Write out the full set of records below exactly.

######

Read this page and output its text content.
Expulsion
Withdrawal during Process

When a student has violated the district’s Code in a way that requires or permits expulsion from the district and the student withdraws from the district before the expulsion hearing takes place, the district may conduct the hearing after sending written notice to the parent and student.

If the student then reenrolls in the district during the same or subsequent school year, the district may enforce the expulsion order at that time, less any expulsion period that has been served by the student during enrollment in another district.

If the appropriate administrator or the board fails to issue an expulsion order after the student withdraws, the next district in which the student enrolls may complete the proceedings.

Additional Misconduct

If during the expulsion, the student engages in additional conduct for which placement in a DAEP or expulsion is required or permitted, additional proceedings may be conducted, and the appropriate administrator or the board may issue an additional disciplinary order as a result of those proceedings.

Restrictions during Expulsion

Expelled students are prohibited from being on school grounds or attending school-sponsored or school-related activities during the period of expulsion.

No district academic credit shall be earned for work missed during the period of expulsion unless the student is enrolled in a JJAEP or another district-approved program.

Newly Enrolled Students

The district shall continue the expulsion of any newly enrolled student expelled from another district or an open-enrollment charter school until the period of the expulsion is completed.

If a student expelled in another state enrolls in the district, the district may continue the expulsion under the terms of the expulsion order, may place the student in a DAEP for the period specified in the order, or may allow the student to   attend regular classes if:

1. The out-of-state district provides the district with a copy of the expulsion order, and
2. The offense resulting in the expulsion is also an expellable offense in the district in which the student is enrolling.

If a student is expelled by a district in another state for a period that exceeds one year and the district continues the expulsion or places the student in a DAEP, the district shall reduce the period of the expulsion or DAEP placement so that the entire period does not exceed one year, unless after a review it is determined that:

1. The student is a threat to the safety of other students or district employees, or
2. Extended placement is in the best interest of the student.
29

######

- **RESPONSE TO THE TASK**:
Read this page and output its text content.
Expulsion
Withdrawal during Process

When a student has violated the district’s Code in a way that requires or permits expulsion from the district and the student withdraws from the district before the expulsion hearing takes place, the district may conduct the hearing after sending written notice to the parent and student.

If the student then reenrolls in the district during the same or subsequent school year, the district may enforce the expulsion order at that time, less any expulsion period that has been served by the student during enrollment in another district.

If the appropriate administrator or the board fails to issue an expulsion order after the student withdraws, the next district in which the student enrolls may complete the proceedings.

Additional Misconduct

If during the expulsion, the student engages in additional conduct for which placement in a DAEP or expulsion is required or permitted, additional proceedings may be conducted, and the appropriate administrator or the board may issue an additional disciplinary order as a result of those proceedings.

Restrictions during Expulsion

Expelled students are prohibited from being on school grounds or attending school-sponsored or school-related activities during the period of expulsion.

No district academic credit shall be earned for work missed during the period of expulsion unless the student is enrolled in a JJAEP or another district-approved program.

Newly Enrolled Students

The district shall continue the expulsion of any newly enrolled student expelled from another district or an open-enrollment charter school until the period of the expulsion is completed.

If a student expelled in another state enrolls in the district, the district may continue the expulsion under the terms of the expulsion order, may place the student in a DAEP for the period specified in the order, or may allow the student to   attend regular classes if:

1. The out-of-state district provides the district with a copy of the expulsion order, and
2. The offense resulting in the expulsion is also an expellable offense in the district in which the student is enrolling.

If a student is expelled by a district in another state for a period that exceeds one year and the district continues the expulsion or places the student in a DAEP, the district shall reduce the period of the expulsion or DAEP placement so that the entire period does not exceed one year, unless after a review it is determined that:

1. The student is a threat to the safety of other students or district employees, or
2. Extended placement is in the best interest of the student.
29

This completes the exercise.